_TASK DETAILS_: Identify the lines bearing the string "screenshot" and gather them.

_EXERCISE DATA_:
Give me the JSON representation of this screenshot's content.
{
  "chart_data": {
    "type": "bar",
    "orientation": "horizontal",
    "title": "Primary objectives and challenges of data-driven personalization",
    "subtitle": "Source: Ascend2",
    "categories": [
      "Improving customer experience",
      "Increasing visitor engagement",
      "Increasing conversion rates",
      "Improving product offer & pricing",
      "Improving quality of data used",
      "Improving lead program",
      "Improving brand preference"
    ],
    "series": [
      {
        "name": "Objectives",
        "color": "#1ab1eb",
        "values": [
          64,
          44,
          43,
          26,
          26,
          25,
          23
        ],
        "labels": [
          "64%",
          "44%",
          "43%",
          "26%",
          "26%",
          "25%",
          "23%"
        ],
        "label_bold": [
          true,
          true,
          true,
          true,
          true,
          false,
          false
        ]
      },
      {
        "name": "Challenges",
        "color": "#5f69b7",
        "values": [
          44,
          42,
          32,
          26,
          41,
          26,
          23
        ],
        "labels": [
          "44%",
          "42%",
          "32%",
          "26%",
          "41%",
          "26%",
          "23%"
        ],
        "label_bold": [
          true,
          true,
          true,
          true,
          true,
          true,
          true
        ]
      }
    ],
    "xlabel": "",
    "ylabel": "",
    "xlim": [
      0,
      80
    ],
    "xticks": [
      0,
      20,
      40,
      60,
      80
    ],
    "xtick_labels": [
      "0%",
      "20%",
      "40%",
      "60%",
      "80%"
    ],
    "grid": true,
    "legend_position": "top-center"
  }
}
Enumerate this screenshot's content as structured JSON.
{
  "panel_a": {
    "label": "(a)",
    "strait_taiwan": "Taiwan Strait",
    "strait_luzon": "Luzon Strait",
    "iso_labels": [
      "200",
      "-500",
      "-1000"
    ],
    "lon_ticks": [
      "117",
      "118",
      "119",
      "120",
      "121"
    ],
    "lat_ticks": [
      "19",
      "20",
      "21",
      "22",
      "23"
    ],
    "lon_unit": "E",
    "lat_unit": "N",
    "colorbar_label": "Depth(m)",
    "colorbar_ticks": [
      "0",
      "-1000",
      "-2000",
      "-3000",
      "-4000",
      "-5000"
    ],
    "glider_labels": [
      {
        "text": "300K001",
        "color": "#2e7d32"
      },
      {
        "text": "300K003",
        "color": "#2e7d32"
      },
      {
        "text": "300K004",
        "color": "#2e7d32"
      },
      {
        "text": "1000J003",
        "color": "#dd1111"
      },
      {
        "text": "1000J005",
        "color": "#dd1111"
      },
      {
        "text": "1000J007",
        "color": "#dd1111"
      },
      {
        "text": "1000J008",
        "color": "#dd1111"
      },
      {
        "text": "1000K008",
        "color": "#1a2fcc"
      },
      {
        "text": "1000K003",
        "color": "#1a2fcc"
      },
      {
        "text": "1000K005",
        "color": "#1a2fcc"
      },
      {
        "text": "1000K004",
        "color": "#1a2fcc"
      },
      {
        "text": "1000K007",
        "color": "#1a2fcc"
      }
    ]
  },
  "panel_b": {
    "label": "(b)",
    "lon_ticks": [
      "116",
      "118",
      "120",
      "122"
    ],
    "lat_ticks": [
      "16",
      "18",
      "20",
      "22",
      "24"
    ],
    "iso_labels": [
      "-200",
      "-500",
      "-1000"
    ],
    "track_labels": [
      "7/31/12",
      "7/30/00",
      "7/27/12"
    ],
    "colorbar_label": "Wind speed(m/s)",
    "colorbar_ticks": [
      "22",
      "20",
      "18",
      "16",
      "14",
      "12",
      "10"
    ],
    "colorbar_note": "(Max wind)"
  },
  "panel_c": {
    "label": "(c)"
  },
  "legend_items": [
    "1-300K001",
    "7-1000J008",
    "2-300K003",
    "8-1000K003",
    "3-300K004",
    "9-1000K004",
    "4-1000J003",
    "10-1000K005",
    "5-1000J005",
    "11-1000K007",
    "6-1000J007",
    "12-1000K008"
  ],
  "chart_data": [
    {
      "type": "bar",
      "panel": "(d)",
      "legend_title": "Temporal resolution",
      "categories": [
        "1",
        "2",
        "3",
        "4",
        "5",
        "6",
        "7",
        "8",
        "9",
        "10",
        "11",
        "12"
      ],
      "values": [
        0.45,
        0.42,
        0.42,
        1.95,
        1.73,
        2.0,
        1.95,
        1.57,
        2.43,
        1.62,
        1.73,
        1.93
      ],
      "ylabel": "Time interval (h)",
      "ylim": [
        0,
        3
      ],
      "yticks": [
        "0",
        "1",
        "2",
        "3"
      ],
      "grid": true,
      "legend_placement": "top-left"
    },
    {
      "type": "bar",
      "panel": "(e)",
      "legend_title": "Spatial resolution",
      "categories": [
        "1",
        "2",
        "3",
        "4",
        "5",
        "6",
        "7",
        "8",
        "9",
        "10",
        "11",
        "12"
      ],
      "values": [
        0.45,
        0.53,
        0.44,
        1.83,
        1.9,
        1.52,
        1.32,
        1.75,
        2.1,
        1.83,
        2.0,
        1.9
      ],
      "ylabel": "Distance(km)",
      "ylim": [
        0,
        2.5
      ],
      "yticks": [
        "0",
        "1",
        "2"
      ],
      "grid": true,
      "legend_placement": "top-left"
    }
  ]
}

_FINAL ANSWER_:
Give me the JSON representation of this screenshot's content.
Enumerate this screenshot's content as structured JSON.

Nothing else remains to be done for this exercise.